Task to complete => Please write out the material below exactly as given.
* Start Dataset records *
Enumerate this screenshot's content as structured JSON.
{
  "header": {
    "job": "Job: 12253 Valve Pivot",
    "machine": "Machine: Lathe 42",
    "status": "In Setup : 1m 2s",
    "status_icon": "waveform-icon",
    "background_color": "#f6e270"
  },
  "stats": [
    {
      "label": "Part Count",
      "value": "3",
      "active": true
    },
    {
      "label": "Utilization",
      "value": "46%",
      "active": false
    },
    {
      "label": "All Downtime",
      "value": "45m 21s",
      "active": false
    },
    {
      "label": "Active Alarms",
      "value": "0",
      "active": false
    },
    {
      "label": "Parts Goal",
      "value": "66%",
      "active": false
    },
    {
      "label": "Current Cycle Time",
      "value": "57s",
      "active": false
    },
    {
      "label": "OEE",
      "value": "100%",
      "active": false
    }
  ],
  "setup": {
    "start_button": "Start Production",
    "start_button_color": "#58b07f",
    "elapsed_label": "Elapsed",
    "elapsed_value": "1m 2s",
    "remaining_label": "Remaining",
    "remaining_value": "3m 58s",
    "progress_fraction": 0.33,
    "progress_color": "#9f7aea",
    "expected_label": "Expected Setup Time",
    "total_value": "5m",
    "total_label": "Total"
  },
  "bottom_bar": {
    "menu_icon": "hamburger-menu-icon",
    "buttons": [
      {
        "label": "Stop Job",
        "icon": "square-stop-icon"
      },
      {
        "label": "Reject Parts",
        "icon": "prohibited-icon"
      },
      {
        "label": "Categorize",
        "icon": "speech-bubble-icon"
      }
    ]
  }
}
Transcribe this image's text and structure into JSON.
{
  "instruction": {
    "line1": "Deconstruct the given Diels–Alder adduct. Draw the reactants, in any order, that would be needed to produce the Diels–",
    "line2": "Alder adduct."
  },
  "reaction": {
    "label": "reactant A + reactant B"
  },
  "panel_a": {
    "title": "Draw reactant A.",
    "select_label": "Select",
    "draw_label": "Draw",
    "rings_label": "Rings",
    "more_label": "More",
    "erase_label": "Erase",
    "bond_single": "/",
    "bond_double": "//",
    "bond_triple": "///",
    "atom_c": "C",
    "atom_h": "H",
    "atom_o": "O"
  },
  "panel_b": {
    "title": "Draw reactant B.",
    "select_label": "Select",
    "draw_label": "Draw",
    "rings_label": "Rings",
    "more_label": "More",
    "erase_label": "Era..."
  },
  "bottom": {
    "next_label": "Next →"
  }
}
* End Dataset records *
Task result =>
Enumerate this screenshot's content as structured JSON.
{
  "header": {
    "job": "Job: 12253 Valve Pivot",
    "machine": "Machine: Lathe 42",
    "status": "In Setup : 1m 2s",
    "status_icon": "waveform-icon",
    "background_color": "#f6e270"
  },
  "stats": [
    {
      "label": "Part Count",
      "value": "3",
      "active": true
    },
    {
      "label": "Utilization",
      "value": "46%",
      "active": false
    },
    {
      "label": "All Downtime",
      "value": "45m 21s",
      "active": false
    },
    {
      "label": "Active Alarms",
      "value": "0",
      "active": false
    },
    {
      "label": "Parts Goal",
      "value": "66%",
      "active": false
    },
    {
      "label": "Current Cycle Time",
      "value": "57s",
      "active": false
    },
    {
      "label": "OEE",
      "value": "100%",
      "active": false
    }
  ],
  "setup": {
    "start_button": "Start Production",
    "start_button_color": "#58b07f",
    "elapsed_label": "Elapsed",
    "elapsed_value": "1m 2s",
    "remaining_label": "Remaining",
    "remaining_value": "3m 58s",
    "progress_fraction": 0.33,
    "progress_color": "#9f7aea",
    "expected_label": "Expected Setup Time",
    "total_value": "5m",
    "total_label": "Total"
  },
  "bottom_bar": {
    "menu_icon": "hamburger-menu-icon",
    "buttons": [
      {
        "label": "Stop Job",
        "icon": "square-stop-icon"
      },
      {
        "label": "Reject Parts",
        "icon": "prohibited-icon"
      },
      {
        "label": "Categorize",
        "icon": "speech-bubble-icon"
      }
    ]
  }
}
Transcribe this image's text and structure into JSON.
{
  "instruction": {
    "line1": "Deconstruct the given Diels–Alder adduct. Draw the reactants, in any order, that would be needed to produce the Diels–",
    "line2": "Alder adduct."
  },
  "reaction": {
    "label": "reactant A + reactant B"
  },
  "panel_a": {
    "title": "Draw reactant A.",
    "select_label": "Select",
    "draw_label": "Draw",
    "rings_label": "Rings",
    "more_label": "More",
    "erase_label": "Erase",
    "bond_single": "/",
    "bond_double": "//",
    "bond_triple": "///",
    "atom_c": "C",
    "atom_h": "H",
    "atom_o": "O"
  },
  "panel_b": {
    "title": "Draw reactant B.",
    "select_label": "Select",
    "draw_label": "Draw",
    "rings_label": "Rings",
    "more_label": "More",
    "erase_label": "Era..."
  },
  "bottom": {
    "next_label": "Next →"
  }
}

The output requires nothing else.